GOAL
Below is a block of records. Copy every line in it that contains the word "JSON".

EXTRACTED INFORMATION

____

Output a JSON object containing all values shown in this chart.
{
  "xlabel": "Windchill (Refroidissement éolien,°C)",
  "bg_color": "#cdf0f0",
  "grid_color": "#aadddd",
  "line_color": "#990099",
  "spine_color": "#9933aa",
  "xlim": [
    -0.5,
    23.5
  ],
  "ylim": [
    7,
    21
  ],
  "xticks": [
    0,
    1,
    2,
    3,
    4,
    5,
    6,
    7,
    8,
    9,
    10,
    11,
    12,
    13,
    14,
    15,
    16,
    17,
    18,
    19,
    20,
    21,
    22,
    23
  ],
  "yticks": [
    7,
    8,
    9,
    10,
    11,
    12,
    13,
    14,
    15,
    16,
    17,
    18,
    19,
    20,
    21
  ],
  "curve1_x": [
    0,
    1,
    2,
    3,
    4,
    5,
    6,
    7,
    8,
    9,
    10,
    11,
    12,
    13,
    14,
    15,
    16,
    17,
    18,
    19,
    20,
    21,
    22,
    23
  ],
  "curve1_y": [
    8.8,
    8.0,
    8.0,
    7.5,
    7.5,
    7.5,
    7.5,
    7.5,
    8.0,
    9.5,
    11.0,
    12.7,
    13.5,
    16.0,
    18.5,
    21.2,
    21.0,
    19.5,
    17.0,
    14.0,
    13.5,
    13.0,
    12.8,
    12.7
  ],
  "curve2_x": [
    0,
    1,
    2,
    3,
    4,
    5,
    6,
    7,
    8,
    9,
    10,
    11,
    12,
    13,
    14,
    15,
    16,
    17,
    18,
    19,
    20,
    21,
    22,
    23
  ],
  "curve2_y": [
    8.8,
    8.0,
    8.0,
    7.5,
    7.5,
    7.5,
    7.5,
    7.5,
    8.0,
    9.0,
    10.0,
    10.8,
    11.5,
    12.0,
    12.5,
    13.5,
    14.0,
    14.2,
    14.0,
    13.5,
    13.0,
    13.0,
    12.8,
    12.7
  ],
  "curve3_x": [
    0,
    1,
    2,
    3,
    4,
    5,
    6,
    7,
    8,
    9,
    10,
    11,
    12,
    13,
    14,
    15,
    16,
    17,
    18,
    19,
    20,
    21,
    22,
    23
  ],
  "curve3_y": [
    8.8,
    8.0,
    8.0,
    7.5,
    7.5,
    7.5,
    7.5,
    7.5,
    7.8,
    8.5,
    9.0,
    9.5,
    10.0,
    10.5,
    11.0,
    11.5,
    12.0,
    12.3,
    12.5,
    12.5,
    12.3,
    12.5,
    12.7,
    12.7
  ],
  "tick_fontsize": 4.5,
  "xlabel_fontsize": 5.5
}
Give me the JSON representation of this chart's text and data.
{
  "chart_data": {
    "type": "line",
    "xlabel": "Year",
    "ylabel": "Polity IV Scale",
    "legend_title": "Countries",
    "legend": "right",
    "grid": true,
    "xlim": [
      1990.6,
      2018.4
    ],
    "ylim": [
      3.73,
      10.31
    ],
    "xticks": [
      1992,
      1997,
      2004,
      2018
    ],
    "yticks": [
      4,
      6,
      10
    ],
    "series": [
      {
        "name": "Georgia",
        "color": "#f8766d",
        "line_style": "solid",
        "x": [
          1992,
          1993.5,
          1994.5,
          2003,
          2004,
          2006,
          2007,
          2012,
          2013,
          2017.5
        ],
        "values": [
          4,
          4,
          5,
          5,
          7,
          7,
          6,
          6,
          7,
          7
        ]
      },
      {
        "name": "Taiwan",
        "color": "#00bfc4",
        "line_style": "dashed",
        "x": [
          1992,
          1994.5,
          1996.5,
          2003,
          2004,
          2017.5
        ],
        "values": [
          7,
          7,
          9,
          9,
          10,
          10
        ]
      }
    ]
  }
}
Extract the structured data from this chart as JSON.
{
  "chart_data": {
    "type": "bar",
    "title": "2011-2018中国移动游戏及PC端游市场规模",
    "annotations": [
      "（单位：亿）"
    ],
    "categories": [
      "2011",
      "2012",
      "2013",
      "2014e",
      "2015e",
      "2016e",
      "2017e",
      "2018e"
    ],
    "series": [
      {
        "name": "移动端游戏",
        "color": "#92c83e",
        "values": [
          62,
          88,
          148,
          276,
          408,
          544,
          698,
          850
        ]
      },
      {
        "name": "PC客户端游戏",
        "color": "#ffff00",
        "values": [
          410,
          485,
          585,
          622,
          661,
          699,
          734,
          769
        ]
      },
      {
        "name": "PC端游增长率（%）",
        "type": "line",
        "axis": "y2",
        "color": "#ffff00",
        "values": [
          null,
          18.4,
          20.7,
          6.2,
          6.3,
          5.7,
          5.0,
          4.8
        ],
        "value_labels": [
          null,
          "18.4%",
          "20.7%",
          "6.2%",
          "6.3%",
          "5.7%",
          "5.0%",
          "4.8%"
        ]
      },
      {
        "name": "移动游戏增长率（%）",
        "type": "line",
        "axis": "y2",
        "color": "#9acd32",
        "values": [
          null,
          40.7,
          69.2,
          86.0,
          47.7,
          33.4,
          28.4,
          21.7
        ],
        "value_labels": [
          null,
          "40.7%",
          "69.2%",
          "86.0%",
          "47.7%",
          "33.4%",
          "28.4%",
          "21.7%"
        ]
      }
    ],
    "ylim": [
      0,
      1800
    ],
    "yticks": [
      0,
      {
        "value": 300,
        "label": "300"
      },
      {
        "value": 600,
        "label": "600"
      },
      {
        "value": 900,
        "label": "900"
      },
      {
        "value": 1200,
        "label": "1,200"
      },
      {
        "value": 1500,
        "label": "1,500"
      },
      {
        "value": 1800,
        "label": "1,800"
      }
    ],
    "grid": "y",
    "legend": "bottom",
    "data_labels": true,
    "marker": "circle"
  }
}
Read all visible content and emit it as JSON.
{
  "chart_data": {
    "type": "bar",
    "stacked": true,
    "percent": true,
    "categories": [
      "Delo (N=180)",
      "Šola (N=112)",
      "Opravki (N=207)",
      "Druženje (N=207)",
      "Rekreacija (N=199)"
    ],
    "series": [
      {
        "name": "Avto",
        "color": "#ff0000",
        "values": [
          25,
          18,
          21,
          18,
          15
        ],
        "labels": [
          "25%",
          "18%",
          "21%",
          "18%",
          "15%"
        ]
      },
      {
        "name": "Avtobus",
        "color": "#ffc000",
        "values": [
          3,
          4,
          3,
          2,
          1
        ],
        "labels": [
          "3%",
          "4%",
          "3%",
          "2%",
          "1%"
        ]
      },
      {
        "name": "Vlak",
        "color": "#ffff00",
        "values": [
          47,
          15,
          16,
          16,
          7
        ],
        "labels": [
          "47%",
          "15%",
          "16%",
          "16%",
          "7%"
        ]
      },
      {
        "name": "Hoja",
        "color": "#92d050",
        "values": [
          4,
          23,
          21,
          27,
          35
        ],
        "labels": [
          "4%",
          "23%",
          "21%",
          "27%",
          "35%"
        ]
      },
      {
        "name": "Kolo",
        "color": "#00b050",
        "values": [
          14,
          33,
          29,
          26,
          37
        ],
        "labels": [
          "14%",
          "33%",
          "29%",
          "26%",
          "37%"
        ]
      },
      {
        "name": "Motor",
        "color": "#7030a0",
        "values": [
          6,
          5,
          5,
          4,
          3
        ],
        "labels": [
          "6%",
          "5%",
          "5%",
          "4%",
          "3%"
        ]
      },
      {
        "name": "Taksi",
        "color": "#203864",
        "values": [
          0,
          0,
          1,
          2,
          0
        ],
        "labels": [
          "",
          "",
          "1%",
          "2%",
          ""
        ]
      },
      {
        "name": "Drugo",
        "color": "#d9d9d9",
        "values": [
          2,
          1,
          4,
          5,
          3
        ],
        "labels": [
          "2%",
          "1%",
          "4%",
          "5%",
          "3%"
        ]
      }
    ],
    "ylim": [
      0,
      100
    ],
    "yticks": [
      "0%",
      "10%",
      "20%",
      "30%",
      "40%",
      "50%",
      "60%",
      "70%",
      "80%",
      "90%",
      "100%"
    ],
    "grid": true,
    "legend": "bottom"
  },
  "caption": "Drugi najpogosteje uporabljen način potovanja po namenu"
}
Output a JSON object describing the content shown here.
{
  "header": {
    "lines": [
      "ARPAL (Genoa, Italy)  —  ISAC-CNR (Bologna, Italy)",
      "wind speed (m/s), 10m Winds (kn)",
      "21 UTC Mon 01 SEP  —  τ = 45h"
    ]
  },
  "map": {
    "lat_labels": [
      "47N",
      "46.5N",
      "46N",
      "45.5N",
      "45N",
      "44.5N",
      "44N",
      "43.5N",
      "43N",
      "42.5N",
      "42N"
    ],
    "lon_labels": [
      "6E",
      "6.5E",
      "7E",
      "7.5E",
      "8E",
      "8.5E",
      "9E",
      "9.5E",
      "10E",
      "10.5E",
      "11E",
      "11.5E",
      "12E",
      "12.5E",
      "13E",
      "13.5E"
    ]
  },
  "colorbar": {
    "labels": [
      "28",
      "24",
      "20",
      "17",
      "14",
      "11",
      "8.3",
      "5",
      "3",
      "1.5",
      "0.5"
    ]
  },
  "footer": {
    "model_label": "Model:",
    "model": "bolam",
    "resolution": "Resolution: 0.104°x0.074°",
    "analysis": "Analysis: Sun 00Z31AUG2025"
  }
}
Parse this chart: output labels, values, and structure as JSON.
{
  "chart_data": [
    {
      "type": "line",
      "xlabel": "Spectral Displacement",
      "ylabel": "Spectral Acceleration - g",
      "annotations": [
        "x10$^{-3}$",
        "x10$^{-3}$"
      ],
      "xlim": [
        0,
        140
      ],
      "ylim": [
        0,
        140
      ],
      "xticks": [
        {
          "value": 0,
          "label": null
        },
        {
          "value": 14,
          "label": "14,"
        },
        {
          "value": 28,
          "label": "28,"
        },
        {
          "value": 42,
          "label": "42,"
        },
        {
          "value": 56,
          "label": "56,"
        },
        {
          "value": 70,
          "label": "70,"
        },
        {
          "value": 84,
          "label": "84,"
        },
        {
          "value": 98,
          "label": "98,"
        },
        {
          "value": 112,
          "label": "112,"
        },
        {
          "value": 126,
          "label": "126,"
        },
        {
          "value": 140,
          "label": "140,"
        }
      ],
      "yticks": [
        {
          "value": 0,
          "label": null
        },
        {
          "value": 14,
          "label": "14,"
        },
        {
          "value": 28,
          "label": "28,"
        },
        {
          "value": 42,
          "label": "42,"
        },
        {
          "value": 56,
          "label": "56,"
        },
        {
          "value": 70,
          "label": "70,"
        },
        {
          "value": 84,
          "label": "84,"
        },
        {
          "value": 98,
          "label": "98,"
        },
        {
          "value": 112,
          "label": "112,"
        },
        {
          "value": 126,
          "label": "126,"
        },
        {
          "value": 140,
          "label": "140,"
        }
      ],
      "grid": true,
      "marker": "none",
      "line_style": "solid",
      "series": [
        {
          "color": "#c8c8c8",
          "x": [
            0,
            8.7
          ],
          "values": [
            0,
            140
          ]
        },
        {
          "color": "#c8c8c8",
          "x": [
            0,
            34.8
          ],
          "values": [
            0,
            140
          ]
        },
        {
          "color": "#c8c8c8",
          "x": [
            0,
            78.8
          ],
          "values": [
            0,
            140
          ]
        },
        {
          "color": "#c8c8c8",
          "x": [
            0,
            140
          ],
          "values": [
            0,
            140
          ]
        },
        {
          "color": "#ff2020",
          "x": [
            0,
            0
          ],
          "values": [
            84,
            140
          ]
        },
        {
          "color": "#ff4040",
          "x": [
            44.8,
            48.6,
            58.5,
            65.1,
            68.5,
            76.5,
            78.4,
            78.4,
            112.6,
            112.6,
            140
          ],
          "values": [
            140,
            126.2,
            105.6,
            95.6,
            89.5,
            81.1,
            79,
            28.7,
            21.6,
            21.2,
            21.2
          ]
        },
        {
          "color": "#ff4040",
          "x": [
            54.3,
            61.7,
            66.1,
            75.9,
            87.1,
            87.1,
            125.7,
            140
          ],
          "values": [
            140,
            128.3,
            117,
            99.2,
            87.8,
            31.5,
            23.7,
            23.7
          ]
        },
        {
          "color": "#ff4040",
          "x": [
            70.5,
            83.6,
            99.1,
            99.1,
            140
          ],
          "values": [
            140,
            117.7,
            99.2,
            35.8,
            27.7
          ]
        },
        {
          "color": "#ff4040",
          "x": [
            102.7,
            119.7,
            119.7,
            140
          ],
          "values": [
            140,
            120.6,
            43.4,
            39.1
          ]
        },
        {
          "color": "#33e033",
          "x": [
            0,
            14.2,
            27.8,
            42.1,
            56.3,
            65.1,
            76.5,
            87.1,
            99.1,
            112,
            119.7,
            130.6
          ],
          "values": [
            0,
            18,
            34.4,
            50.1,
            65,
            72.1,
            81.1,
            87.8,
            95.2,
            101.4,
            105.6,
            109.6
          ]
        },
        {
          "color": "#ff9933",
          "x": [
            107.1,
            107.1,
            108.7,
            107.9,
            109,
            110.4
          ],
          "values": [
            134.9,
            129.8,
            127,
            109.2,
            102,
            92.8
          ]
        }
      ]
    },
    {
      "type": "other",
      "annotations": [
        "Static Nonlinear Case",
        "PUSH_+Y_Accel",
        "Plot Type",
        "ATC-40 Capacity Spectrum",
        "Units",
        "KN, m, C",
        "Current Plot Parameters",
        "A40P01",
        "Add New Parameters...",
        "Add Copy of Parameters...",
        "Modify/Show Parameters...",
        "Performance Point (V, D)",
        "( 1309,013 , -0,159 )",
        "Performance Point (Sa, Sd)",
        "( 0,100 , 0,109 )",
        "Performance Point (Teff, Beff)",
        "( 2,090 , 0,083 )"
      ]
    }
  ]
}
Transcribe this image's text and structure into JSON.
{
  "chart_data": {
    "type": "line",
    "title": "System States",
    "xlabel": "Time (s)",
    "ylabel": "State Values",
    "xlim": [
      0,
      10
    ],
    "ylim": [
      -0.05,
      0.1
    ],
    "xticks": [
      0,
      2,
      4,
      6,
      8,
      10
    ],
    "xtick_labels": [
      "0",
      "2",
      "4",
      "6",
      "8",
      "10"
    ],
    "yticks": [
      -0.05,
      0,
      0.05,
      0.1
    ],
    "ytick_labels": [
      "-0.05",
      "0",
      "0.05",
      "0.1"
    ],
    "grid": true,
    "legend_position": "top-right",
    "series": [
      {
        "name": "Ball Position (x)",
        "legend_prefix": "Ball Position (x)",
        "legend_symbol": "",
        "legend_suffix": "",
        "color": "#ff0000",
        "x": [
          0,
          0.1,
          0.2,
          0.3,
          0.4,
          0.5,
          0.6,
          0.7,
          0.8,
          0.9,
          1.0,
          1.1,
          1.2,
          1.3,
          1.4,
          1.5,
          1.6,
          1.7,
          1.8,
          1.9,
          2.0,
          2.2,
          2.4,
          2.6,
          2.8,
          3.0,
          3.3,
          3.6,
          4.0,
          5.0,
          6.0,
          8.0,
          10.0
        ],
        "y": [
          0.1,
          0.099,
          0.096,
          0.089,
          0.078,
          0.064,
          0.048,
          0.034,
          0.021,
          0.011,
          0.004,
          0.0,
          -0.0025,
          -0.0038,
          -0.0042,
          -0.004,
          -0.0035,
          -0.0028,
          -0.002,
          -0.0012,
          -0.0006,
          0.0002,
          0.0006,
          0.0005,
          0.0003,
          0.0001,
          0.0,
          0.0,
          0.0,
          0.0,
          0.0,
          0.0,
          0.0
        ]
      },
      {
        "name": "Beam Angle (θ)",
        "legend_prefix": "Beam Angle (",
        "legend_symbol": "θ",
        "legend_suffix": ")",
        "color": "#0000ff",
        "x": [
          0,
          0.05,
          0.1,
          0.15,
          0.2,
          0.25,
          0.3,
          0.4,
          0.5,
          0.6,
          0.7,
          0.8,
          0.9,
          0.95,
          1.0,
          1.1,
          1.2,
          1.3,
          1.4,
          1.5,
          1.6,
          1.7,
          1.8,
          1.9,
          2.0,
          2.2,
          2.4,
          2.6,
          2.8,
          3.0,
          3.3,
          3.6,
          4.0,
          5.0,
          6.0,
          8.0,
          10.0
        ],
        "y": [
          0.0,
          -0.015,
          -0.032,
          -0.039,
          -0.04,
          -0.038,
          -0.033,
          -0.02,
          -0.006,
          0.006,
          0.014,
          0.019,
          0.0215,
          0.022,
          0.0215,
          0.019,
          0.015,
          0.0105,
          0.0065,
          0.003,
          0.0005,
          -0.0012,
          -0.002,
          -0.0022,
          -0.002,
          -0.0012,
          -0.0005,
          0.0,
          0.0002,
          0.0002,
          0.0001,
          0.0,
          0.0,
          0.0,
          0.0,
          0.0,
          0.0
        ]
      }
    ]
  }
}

____

FULL OUTPUT
Output a JSON object containing all values shown in this chart.
Give me the JSON representation of this chart's text and data.
Extract the structured data from this chart as JSON.
Read all visible content and emit it as JSON.
Output a JSON object describing the content shown here.
Parse this chart: output labels, values, and structure as JSON.
Transcribe this image's text and structure into JSON.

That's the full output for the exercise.